Data provided:
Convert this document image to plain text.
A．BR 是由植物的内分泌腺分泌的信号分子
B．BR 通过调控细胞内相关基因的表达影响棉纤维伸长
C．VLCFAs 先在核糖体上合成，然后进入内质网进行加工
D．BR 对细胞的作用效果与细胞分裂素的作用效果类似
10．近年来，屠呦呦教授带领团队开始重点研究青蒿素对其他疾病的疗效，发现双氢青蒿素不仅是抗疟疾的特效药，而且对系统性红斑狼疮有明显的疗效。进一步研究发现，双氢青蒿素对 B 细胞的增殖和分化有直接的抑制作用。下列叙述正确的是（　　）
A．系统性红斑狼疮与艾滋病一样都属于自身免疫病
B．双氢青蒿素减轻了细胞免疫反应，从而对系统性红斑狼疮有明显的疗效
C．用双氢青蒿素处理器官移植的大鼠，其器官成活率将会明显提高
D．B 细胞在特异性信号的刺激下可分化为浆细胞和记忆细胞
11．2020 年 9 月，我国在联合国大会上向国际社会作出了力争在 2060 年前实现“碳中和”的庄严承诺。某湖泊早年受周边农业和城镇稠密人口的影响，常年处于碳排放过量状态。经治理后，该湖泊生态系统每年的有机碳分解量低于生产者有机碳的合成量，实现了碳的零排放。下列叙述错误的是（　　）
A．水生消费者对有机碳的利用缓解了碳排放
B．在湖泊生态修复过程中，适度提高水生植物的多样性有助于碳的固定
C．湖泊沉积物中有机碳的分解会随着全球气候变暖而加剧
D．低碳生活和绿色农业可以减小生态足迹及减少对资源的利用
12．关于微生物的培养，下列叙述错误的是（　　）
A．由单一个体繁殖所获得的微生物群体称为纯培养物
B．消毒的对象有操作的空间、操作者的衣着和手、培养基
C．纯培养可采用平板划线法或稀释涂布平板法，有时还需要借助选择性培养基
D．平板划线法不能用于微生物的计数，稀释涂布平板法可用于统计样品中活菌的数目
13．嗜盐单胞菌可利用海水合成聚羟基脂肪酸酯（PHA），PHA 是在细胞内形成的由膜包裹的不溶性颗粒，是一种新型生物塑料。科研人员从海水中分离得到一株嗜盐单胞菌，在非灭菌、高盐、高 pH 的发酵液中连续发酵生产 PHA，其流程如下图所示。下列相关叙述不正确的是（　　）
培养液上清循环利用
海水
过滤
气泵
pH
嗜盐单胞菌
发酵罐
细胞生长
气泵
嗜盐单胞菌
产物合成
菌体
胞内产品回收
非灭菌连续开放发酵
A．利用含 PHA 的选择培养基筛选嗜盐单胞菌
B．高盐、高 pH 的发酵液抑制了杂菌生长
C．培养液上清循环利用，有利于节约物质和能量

Task objective:
Write out every record shown above, word for word.

Answer to the task:
Convert this document image to plain text.
A．BR 是由植物的内分泌腺分泌的信号分子
B．BR 通过调控细胞内相关基因的表达影响棉纤维伸长
C．VLCFAs 先在核糖体上合成，然后进入内质网进行加工
D．BR 对细胞的作用效果与细胞分裂素的作用效果类似
10．近年来，屠呦呦教授带领团队开始重点研究青蒿素对其他疾病的疗效，发现双氢青蒿素不仅是抗疟疾的特效药，而且对系统性红斑狼疮有明显的疗效。进一步研究发现，双氢青蒿素对 B 细胞的增殖和分化有直接的抑制作用。下列叙述正确的是（　　）
A．系统性红斑狼疮与艾滋病一样都属于自身免疫病
B．双氢青蒿素减轻了细胞免疫反应，从而对系统性红斑狼疮有明显的疗效
C．用双氢青蒿素处理器官移植的大鼠，其器官成活率将会明显提高
D．B 细胞在特异性信号的刺激下可分化为浆细胞和记忆细胞
11．2020 年 9 月，我国在联合国大会上向国际社会作出了力争在 2060 年前实现“碳中和”的庄严承诺。某湖泊早年受周边农业和城镇稠密人口的影响，常年处于碳排放过量状态。经治理后，该湖泊生态系统每年的有机碳分解量低于生产者有机碳的合成量，实现了碳的零排放。下列叙述错误的是（　　）
A．水生消费者对有机碳的利用缓解了碳排放
B．在湖泊生态修复过程中，适度提高水生植物的多样性有助于碳的固定
C．湖泊沉积物中有机碳的分解会随着全球气候变暖而加剧
D．低碳生活和绿色农业可以减小生态足迹及减少对资源的利用
12．关于微生物的培养，下列叙述错误的是（　　）
A．由单一个体繁殖所获得的微生物群体称为纯培养物
B．消毒的对象有操作的空间、操作者的衣着和手、培养基
C．纯培养可采用平板划线法或稀释涂布平板法，有时还需要借助选择性培养基
D．平板划线法不能用于微生物的计数，稀释涂布平板法可用于统计样品中活菌的数目
13．嗜盐单胞菌可利用海水合成聚羟基脂肪酸酯（PHA），PHA 是在细胞内形成的由膜包裹的不溶性颗粒，是一种新型生物塑料。科研人员从海水中分离得到一株嗜盐单胞菌，在非灭菌、高盐、高 pH 的发酵液中连续发酵生产 PHA，其流程如下图所示。下列相关叙述不正确的是（　　）
培养液上清循环利用
海水
过滤
气泵
pH
嗜盐单胞菌
发酵罐
细胞生长
气泵
嗜盐单胞菌
产物合成
菌体
胞内产品回收
非灭菌连续开放发酵
A．利用含 PHA 的选择培养基筛选嗜盐单胞菌
B．高盐、高 pH 的发酵液抑制了杂菌生长
C．培养液上清循环利用，有利于节约物质和能量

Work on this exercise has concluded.